>> start

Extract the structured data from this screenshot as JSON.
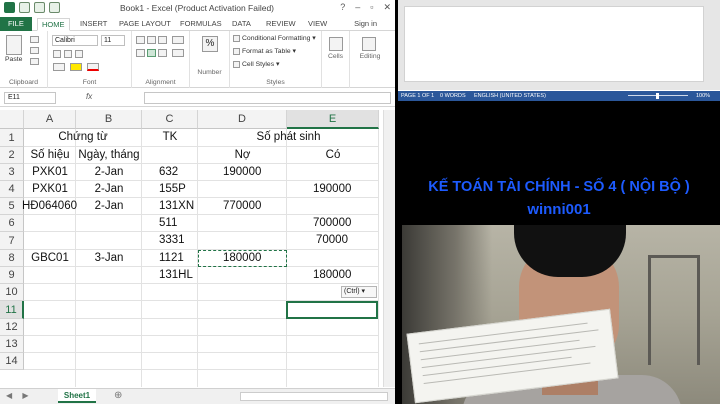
{
  "excel": {
    "doc_title": "Book1 -  Excel (Product Activation Failed)",
    "window_controls": [
      "?",
      "–",
      "▫",
      "✕"
    ],
    "tabs": [
      {
        "label": "FILE",
        "kind": "file"
      },
      {
        "label": "HOME",
        "kind": "active"
      },
      {
        "label": "INSERT",
        "kind": ""
      },
      {
        "label": "PAGE LAYOUT",
        "kind": ""
      },
      {
        "label": "FORMULAS",
        "kind": ""
      },
      {
        "label": "DATA",
        "kind": ""
      },
      {
        "label": "REVIEW",
        "kind": ""
      },
      {
        "label": "VIEW",
        "kind": ""
      }
    ],
    "signin": "Sign in",
    "ribbon": {
      "clipboard": {
        "paste": "Paste",
        "label": "Clipboard"
      },
      "font": {
        "name": "Calibri",
        "size": "11",
        "label": "Font"
      },
      "alignment": {
        "label": "Alignment"
      },
      "number": {
        "symbol": "%",
        "label": "Number"
      },
      "styles": {
        "conditional": "Conditional Formatting ▾",
        "format_table": "Format as Table ▾",
        "cell_styles": "Cell Styles ▾",
        "label": "Styles"
      },
      "cells": {
        "label": "Cells"
      },
      "editing": {
        "label": "Editing"
      }
    },
    "formula_bar": {
      "name_box": "E11",
      "fx": "fx",
      "content": ""
    },
    "columns": [
      "A",
      "B",
      "C",
      "D",
      "E"
    ],
    "rows": [
      "1",
      "2",
      "3",
      "4",
      "5",
      "6",
      "7",
      "8",
      "9",
      "10",
      "11",
      "12",
      "13",
      "14"
    ],
    "cells": {
      "chung_tu": "Chứng từ",
      "tk": "TK",
      "so_phat_sinh": "Số phát sinh",
      "so_hieu": "Số hiệu",
      "ngay_thang": "Ngày, tháng",
      "no": "Nợ",
      "co": "Có",
      "r3": {
        "a": "PXK01",
        "b": "2-Jan",
        "c": "632",
        "d": "190000",
        "e": ""
      },
      "r4": {
        "a": "PXK01",
        "b": "2-Jan",
        "c": "155P",
        "d": "",
        "e": "190000"
      },
      "r5": {
        "a": "HĐ064060",
        "b": "2-Jan",
        "c": "131XN",
        "d": "770000",
        "e": ""
      },
      "r6": {
        "a": "",
        "b": "",
        "c": "511",
        "d": "",
        "e": "700000"
      },
      "r7": {
        "a": "",
        "b": "",
        "c": "3331",
        "d": "",
        "e": "70000"
      },
      "r8": {
        "a": "GBC01",
        "b": "3-Jan",
        "c": "1121",
        "d": "180000",
        "e": ""
      },
      "r9": {
        "a": "",
        "b": "",
        "c": "131HL",
        "d": "",
        "e": "180000"
      }
    },
    "paste_options": "(Ctrl) ▾",
    "sheet_tab": "Sheet1",
    "add_sheet": "⊕",
    "nav_arrows": "◀ ▶"
  },
  "word": {
    "status": {
      "page": "PAGE 1 OF 1",
      "words": "0 WORDS",
      "language": "ENGLISH (UNITED STATES)",
      "zoom": "100%"
    }
  },
  "video": {
    "caption_line1": "KẾ TOÁN TÀI CHÍNH - SỐ 4 ( NỘI BỘ )",
    "caption_line2": "winni001"
  },
  "colors": {
    "excel_green": "#217346",
    "word_blue": "#2b579a",
    "caption_blue": "#1d5bff"
  }
}
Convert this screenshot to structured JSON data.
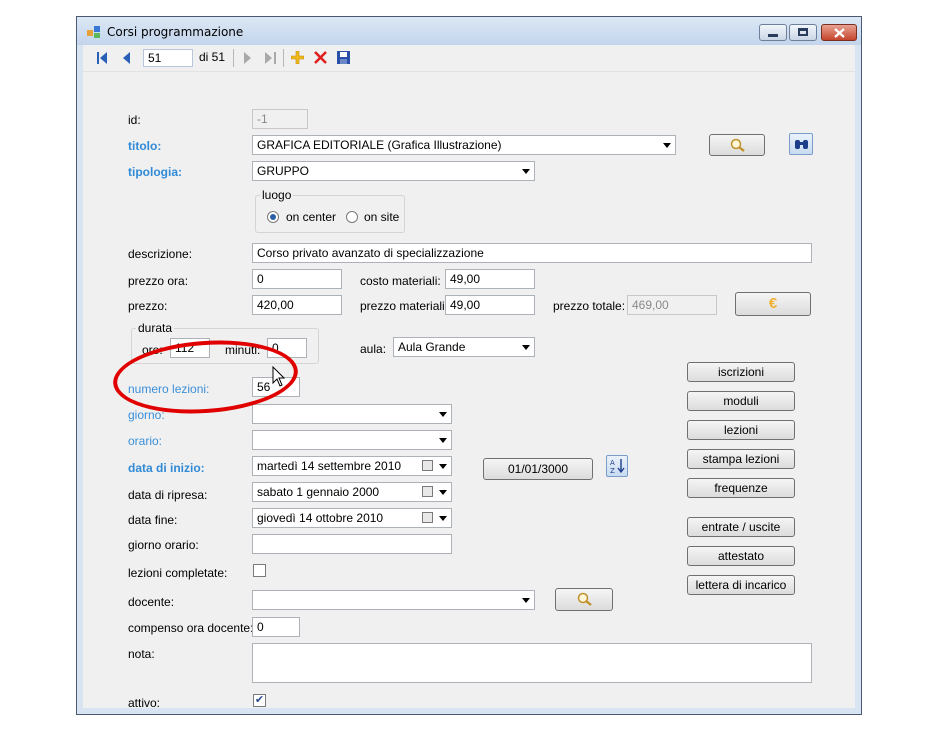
{
  "window": {
    "title": "Corsi programmazione"
  },
  "toolbar": {
    "position": "51",
    "of_label": "di 51"
  },
  "form": {
    "id_label": "id:",
    "id_value": "-1",
    "titolo_label": "titolo:",
    "titolo_value": "GRAFICA EDITORIALE (Grafica Illustrazione)",
    "tipologia_label": "tipologia:",
    "tipologia_value": "GRUPPO",
    "luogo_legend": "luogo",
    "on_center": "on center",
    "on_site": "on site",
    "descrizione_label": "descrizione:",
    "descrizione_value": "Corso privato avanzato di specializzazione",
    "prezzo_ora_label": "prezzo ora:",
    "prezzo_ora_value": "0",
    "costo_materiali_label": "costo materiali:",
    "costo_materiali_value": "49,00",
    "prezzo_label": "prezzo:",
    "prezzo_value": "420,00",
    "prezzo_materiali_label": "prezzo materiali:",
    "prezzo_materiali_value": "49,00",
    "prezzo_totale_label": "prezzo totale:",
    "prezzo_totale_value": "469,00",
    "durata_legend": "durata",
    "ore_label": "ore:",
    "ore_value": "112",
    "minuti_label": "minuti:",
    "minuti_value": "0",
    "aula_label": "aula:",
    "aula_value": "Aula Grande",
    "numero_lezioni_label": "numero lezioni:",
    "numero_lezioni_value": "56",
    "giorno_label": "giorno:",
    "orario_label": "orario:",
    "data_inizio_label": "data di inizio:",
    "data_inizio_value": "martedì   14 settembre 2010",
    "data_ripresa_label": "data di ripresa:",
    "data_ripresa_value": "sabato     1  gennaio  2000",
    "data_fine_label": "data fine:",
    "data_fine_value": "giovedì   14   ottobre   2010",
    "date_button": "01/01/3000",
    "giorno_orario_label": "giorno orario:",
    "lezioni_completate_label": "lezioni completate:",
    "docente_label": "docente:",
    "compenso_label": "compenso ora docente:",
    "compenso_value": "0",
    "nota_label": "nota:",
    "attivo_label": "attivo:"
  },
  "side_buttons": {
    "iscrizioni": "iscrizioni",
    "moduli": "moduli",
    "lezioni": "lezioni",
    "stampa_lezioni": "stampa lezioni",
    "frequenze": "frequenze",
    "entrate_uscite": "entrate / uscite",
    "attestato": "attestato",
    "lettera": "lettera di incarico"
  },
  "icons": [
    "app-icon",
    "first-record-icon",
    "prev-record-icon",
    "next-record-icon",
    "last-record-icon",
    "add-icon",
    "delete-icon",
    "save-icon",
    "search-icon",
    "binoculars-icon",
    "euro-icon",
    "sort-az-icon",
    "calendar-icon",
    "mouse-cursor-icon"
  ]
}
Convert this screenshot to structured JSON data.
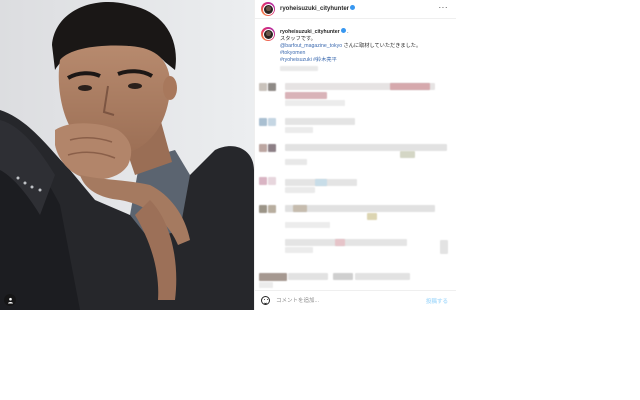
{
  "post": {
    "username": "ryoheisuzuki_cityhunter",
    "more_label": "···",
    "caption": {
      "username": "ryoheisuzuki_cityhunter",
      "dot": ".",
      "line1": "スタッフです。",
      "mention": "@barfout_magazine_tokyo",
      "line2_suffix": " さんに取材していただきました。",
      "hashtag1": "#tokyomen",
      "hashtag2": "#ryoheisuzuki #鈴木亮平"
    },
    "comment_placeholder": "コメントを追加...",
    "post_button": "投稿する"
  },
  "icons": {
    "verified": "verified-badge-icon",
    "more": "more-options-icon",
    "emoji": "emoji-icon",
    "tag": "user-tag-icon"
  },
  "colors": {
    "link": "#3d6bb0",
    "verified": "#3897f0",
    "post_button_disabled": "#b2dffc",
    "border": "#efefef"
  }
}
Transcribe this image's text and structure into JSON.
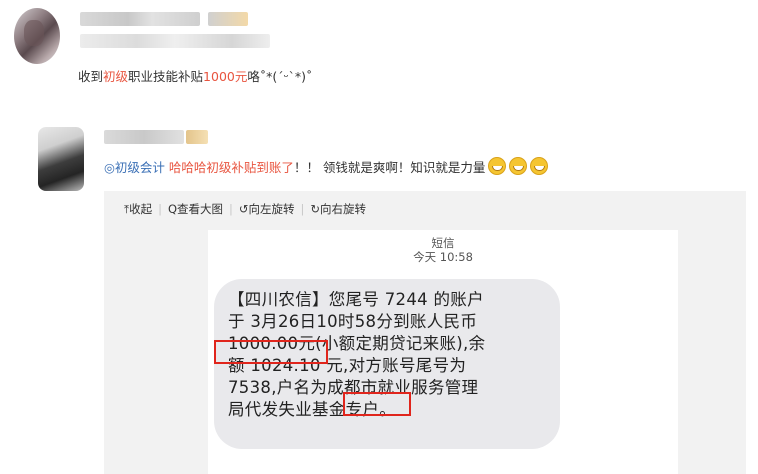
{
  "post": {
    "text_prefix": "收到",
    "text_red1": "初级",
    "text_mid": "职业技能补贴",
    "text_red2": "1000元",
    "text_suffix": "咯˚*(ˊᵕˋ*)˚"
  },
  "reply": {
    "tag_icon": "◎",
    "tag_label": "初级会计",
    "highlight": "哈哈哈初级补贴到账了",
    "text": "！！ 领钱就是爽啊！知识就是力量"
  },
  "toolbar": {
    "collapse": "⤒收起",
    "view_large": "Q查看大图",
    "rotate_left": "↺向左旋转",
    "rotate_right": "↻向右旋转"
  },
  "sms": {
    "header": "短信",
    "time": "今天 10:58",
    "line1": "【四川农信】您尾号 7244 的账户",
    "line2": "于 3月26日10时58分到账人民币",
    "line3_amount": "1000.00元",
    "line3_rest": "(小额定期贷记来账),余",
    "line4": "额 1024.10 元,对方账号尾号为",
    "line5_pre": "7538,户名为",
    "line5_city": "成都市",
    "line5_rest": "就业服务管理",
    "line6": "局代发失业基金专户。"
  },
  "colors": {
    "accent_red": "#e8543f",
    "tag_blue": "#3a6fb5",
    "highlight_box": "#e0251c"
  }
}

>> end

REQUEST: Pick out, from the lines above, every one that contains the string "this".

SOLUTION TO THE PROBLEM:
Extract the structured data from this screenshot as JSON.
Convert this screenshot to structured JSON data.
Convert this screenshot to structured JSON data.
Transcribe this image's text and structure into JSON.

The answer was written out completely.